Supplied records:

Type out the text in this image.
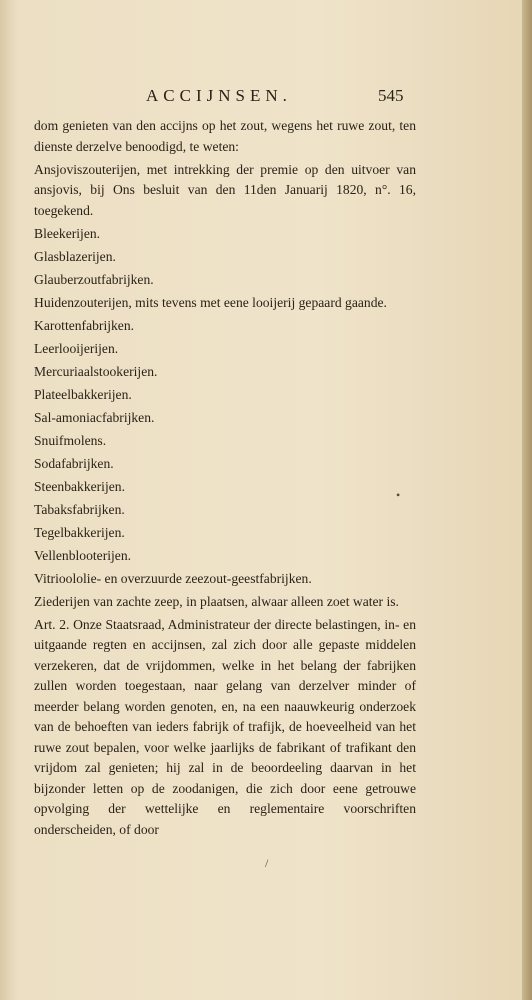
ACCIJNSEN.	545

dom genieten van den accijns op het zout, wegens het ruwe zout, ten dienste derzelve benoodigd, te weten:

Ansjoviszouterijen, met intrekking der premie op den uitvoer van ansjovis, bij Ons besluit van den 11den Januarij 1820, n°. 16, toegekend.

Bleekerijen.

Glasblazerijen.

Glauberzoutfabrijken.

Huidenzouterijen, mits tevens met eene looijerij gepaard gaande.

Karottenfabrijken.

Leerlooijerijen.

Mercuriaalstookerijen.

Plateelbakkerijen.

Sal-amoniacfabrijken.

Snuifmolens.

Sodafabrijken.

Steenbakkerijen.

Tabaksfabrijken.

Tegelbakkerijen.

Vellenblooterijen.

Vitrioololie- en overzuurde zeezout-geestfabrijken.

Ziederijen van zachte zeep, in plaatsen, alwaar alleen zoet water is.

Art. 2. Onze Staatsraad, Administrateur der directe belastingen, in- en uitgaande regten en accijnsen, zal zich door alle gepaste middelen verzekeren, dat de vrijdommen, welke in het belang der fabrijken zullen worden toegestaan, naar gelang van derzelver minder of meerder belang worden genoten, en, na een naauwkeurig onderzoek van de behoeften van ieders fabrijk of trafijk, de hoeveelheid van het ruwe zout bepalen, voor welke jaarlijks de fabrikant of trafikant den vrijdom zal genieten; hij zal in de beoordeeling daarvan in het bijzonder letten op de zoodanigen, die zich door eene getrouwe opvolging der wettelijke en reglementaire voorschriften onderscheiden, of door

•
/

Given request: Among the lines of the data, identify those with the word "genieten". Copy each of them.

Written answer:
dom genieten van den accijns op het zout, wegens het ruwe zout, ten dienste derzelve benoodigd, te weten:
Art. 2. Onze Staatsraad, Administrateur der directe belastingen, in- en uitgaande regten en accijnsen, zal zich door alle gepaste middelen verzekeren, dat de vrijdommen, welke in het belang der fabrijken zullen worden toegestaan, naar gelang van derzelver minder of meerder belang worden genoten, en, na een naauwkeurig onderzoek van de behoeften van ieders fabrijk of trafijk, de hoeveelheid van het ruwe zout bepalen, voor welke jaarlijks de fabrikant of trafikant den vrijdom zal genieten; hij zal in de beoordeeling daarvan in het bijzonder letten op de zoodanigen, die zich door eene getrouwe opvolging der wettelijke en reglementaire voorschriften onderscheiden, of door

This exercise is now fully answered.